====== Geëxtraheerde tekst
Overgangsrecht Omgevingswet
3. In de tussenuitspraak heeft rechtbank reeds overwogen dat de Wet algemene bepalingen omgevingsrecht (Wabo) in dit geval van toepassing blijft, omdat de aanvraag om een omgevingsvergunning dateert van vóór 1 januari 2024. De Wabo blijft in dat geval van toepassing tot het besluit op die aanvraag onherroepelijk wordt, met uitzondering van artikel 3.9, derde lid, eerste zin, van de Wabo. Dit staat in artikel 4.3, aanhef en onder a, van de Invoeringswet Omgevingswet. Dat betekent dat de Wabo ook van toepassing is op het herstelbesluit.
Het herstelbesluit
4. In het herstelbesluit stelt verweerder zich op het standpunt dat de Nota Parkeernormen 2016 van toepassing is. Dat betekent dat de oorspronkelijke toetsing aan de Nota Parkeernormen 2020 losgelaten wordt.
4.1.
Ten behoeve van de toetsing aan de Nota Parkeernormen 2016 heeft vergunninghoudster een nieuw ontwerp gemaakt van de te realiseren parkeerplekken. Hieruit blijkt dat elf parkeerplekken op eigen terrein worden gerealiseerd, twee parkeerplekken in de openbare ruimte worden gebruikt en elf parkeerplekken voor de medewerkers van vergunninghoudster worden gehuurd in parkeergarage [naam parkeergarage] . Dat laatste is geborgd middels een voorschrift aan de omgevingsvergunning. De parkeerbehoefte kan niet volledig op eigen terrein worden opgelost en dus heeft verweerder een ontheffing op grond van paragraaf 3.4 van de Nota Parkeernormen 2016 verleend aan vergunninghoudster. In de vorige situatie (voor de twee woningen) werd de parkeerbehoefte van twee parkeerplekken ook opgelost in de openbare ruimte, dus het bouwplan leidt niet tot een verhoogde parkeerdruk.
============
Opdrachten =
a. Beantwoord de volgende vragen over de tekst over de Omgevingswet en de parkeernormen.
(i) In welk artikel van de Invoeringswet Omgevingswet staat dat de Wabo van toepassing blijft?
(ii) Welke nota acht verweerder in het herstelbesluit van toepassing?
(iii) Hoeveel parkeerplekken worden op eigen terrein gerealiseerd?
b. Zet de tekst over de Omgevingswet en de parkeernormen voort na de laatste zin.
====== Gegevensfragmenten
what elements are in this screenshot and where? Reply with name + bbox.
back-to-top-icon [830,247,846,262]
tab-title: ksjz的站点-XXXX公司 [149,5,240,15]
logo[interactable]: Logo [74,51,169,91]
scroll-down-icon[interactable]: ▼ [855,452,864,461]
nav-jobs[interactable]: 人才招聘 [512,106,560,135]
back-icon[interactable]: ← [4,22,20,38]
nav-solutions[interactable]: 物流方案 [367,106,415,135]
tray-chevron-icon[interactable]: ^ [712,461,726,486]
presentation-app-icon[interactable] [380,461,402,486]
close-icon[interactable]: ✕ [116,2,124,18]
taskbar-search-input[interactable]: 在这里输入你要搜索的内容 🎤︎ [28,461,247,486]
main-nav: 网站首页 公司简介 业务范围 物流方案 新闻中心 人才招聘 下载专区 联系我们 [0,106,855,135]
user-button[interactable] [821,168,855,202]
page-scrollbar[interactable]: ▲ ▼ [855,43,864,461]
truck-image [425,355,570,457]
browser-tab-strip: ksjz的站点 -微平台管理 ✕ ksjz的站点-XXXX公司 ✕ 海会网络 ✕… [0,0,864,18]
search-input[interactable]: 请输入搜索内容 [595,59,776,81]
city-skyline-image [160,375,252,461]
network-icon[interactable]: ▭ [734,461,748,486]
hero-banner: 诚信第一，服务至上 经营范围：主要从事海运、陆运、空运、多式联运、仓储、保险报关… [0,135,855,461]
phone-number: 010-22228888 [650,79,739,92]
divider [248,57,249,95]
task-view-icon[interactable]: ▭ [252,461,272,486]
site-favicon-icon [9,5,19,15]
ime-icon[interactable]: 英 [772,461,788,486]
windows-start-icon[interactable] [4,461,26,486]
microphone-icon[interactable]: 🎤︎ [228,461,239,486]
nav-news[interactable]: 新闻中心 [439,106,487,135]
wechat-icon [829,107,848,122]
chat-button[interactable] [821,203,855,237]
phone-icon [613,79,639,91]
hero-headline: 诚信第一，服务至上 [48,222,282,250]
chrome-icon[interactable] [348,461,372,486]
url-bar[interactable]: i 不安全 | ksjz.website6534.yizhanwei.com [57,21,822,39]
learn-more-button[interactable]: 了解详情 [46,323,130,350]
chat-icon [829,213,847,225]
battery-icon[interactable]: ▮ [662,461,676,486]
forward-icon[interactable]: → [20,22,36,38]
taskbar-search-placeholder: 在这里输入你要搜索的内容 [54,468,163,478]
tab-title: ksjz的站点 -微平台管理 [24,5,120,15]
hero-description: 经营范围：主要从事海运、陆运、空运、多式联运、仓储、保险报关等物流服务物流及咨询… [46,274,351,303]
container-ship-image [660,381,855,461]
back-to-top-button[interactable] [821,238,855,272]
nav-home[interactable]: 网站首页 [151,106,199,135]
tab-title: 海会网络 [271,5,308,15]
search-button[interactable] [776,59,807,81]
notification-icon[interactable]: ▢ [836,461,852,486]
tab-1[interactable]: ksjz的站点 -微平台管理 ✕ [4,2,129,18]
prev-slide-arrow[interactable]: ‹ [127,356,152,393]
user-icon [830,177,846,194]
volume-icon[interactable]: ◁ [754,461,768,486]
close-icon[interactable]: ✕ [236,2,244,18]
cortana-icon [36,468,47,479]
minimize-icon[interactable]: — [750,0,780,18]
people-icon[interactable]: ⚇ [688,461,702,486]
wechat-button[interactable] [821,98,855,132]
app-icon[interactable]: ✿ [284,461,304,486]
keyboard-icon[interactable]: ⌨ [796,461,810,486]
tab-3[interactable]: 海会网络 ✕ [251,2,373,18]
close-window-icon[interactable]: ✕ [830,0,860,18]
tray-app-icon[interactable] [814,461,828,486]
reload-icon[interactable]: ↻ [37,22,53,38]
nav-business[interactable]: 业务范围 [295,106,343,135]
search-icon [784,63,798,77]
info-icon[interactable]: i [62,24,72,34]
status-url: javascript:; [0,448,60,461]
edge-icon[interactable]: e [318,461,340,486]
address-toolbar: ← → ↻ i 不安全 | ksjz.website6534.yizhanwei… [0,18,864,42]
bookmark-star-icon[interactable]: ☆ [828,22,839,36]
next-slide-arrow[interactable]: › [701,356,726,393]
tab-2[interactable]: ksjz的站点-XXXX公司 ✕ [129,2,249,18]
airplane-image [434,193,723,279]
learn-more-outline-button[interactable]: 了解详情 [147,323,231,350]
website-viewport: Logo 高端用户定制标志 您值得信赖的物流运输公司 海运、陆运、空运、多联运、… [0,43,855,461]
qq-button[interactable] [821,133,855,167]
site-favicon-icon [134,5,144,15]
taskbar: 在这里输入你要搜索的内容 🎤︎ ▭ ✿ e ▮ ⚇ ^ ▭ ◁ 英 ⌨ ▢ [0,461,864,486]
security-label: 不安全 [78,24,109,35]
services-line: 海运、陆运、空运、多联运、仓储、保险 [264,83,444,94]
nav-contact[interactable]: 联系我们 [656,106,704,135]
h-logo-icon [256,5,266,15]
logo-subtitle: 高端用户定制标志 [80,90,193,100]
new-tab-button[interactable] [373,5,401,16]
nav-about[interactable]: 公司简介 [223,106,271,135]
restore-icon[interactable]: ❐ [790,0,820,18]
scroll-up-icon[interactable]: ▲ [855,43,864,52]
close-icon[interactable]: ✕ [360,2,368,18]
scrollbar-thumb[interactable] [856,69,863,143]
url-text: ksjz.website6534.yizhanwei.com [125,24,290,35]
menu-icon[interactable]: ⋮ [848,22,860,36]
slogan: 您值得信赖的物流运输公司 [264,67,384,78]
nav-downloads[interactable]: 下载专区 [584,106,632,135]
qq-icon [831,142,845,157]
============
Antwoorden =
a.
(i) In artikel 4.3, aanhef en onder a, van de Invoeringswet Omgevingswet.
(ii) De Nota Parkeernormen 2016.
(iii) Elf parkeerplekken.

b.
4.2.
Daarnaast zijn er volgens verweerder argumenten om af te wijken van de in het parkeerbeleid genoemde maatvoeringen voor de parkeerplekken. Verweerder verwijst hierbij naar een rapport van [adviesbureau 1] van 12 december 2024. Volgens de NEN:2443:2013 kunnen parkeervoorzieningen voor afgebakende doelgroepen (zoals in dit geval de ouders van de kinderen) krapper zijn. De elf parkeerplekken op eigen terrein voldoen aan de afmetingen genoemd in tabel 4b van de NEN:2443:2013 (een breedte van 2.400 mm en een lengte van 4.950 mm). Ook de rijbaan voldoet aan de daar genoemde afmeting (3.000 mm breed).
4.3.
Over de verkeersveiligheid heeft verweerder in het herstelbesluit overwogen dat de parkeeroplossing op eigen terrein voorziet in een heldere route voor het autoverkeer. De uit te voeren manoeuvres zijn normale verkeershandelingen. De uitweg aan de [straatnaam 2] is een reeds bestaande uitweg. Met de huidige inrichting ter plaatse is het zicht op aankomende voetgangers en fietsers voldoende. Daarom ziet verweerder vanuit oogpunt van verkeersveiligheid geen bezwaren tegen het bouwplan.
Welke Nota Parkeernormen is van toepassing?
5. De rechtbank stelt vast dat tussen partijen niet in geschil is dat de Nota Parkeernormen 2016 van toepassing is.
Parkeerbehoefte werknemers
6. Eisers I betogen dat verweerder zich ten onrechte op het standpunt stelt dat er slechts elf parkeerplekken voor werknemers nodig zijn. Volgens eisers I blijkt op basis van het Landelijk Register Kinderopvang, het genoemde aantal op te vangen kinderen in de ontwerp-omgevingsvergunning, het inspectierapport en de vaststelling beroepskrachten middels de Wet kinderopvang dat er zestien arbeidsplaatsen voor het kinderdagverblijf nodig zijn en drie arbeidsplaatsen voor de buitenschoolse opvang. De parkeernorm is 0,8 parkeerplek per arbeidsplaats. Dat resulteert in een parkeerbehoefte voor werknemers van 15,2 parkeerplekken, aldus eisers I.
6.1.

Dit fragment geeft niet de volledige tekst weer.